#### Provided material ####

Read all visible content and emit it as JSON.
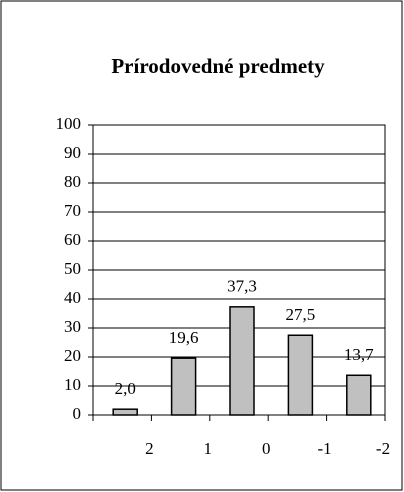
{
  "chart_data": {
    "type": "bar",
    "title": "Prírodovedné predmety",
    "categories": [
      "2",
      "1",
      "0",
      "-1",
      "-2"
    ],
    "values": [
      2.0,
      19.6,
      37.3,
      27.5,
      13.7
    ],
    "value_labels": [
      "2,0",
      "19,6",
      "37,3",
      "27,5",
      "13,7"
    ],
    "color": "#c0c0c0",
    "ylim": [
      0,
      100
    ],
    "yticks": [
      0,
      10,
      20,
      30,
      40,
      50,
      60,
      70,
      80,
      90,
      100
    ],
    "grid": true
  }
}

####

▶ _Exercise description_:
Images in the data above are to be skipped. Retype all other material exactly.

▶ _Solution to this problem_:
Read all visible content and emit it as JSON.
{
  "chart_data": {
    "type": "bar",
    "title": "Prírodovedné predmety",
    "categories": [
      "2",
      "1",
      "0",
      "-1",
      "-2"
    ],
    "values": [
      2.0,
      19.6,
      37.3,
      27.5,
      13.7
    ],
    "value_labels": [
      "2,0",
      "19,6",
      "37,3",
      "27,5",
      "13,7"
    ],
    "color": "#c0c0c0",
    "ylim": [
      0,
      100
    ],
    "yticks": [
      0,
      10,
      20,
      30,
      40,
      50,
      60,
      70,
      80,
      90,
      100
    ],
    "grid": true
  }
}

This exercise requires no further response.